▸ **Directive**
Using the records provided below, locate and copy each line that contains the word "taäp".

▸ **Task data**
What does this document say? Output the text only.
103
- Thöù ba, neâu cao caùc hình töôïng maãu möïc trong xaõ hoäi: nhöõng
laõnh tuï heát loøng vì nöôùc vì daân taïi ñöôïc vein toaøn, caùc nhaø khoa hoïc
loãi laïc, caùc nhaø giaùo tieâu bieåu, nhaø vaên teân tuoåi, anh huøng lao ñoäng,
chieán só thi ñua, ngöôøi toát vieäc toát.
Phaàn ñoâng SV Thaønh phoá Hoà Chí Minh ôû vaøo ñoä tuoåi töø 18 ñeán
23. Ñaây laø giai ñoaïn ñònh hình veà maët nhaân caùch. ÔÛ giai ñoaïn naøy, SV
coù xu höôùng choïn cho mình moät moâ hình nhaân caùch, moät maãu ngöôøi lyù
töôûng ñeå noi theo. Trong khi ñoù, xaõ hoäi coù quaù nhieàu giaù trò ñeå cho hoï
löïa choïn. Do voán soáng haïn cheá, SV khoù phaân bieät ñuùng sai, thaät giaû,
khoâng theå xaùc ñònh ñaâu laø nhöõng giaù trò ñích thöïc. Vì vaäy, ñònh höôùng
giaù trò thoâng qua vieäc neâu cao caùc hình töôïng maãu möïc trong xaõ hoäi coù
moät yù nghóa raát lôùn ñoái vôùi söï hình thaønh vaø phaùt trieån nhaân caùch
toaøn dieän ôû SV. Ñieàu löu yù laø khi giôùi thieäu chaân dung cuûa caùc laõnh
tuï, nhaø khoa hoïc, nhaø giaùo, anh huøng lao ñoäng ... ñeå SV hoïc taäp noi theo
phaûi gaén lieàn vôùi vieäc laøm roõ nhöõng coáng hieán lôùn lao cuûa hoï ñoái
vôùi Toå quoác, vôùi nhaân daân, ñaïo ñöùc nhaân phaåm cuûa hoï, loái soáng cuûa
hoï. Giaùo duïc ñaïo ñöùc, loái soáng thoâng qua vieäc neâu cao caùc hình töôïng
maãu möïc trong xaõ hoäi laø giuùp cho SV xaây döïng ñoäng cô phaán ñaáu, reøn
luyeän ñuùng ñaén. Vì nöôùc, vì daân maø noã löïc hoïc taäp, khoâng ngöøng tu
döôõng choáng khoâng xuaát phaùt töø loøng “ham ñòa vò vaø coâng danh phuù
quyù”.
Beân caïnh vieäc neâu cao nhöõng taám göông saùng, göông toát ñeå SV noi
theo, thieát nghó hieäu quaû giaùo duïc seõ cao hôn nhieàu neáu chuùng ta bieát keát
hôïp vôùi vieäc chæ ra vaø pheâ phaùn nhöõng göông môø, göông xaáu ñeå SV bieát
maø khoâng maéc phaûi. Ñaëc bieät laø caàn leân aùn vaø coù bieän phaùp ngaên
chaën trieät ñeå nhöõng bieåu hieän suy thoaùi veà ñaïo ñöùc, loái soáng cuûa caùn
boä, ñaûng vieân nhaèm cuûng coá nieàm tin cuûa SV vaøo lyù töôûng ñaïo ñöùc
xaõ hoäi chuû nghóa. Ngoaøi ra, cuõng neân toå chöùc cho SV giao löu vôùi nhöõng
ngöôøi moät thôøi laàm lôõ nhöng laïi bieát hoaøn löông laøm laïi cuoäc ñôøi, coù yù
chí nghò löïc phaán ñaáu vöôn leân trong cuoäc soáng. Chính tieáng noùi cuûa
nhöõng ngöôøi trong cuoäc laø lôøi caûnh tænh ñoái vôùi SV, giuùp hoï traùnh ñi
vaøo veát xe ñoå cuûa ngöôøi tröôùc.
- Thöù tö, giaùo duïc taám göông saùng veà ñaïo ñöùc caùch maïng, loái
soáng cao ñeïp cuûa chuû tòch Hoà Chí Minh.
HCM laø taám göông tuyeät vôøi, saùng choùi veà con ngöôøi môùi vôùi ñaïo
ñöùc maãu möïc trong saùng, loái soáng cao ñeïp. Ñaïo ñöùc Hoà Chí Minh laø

▸ **Response below**
tuï, nhaø khoa hoïc, nhaø giaùo, anh huøng lao ñoäng ... ñeå SV hoïc taäp noi theo
luyeän ñuùng ñaén. Vì nöôùc, vì daân maø noã löïc hoïc taäp, khoâng ngöøng tu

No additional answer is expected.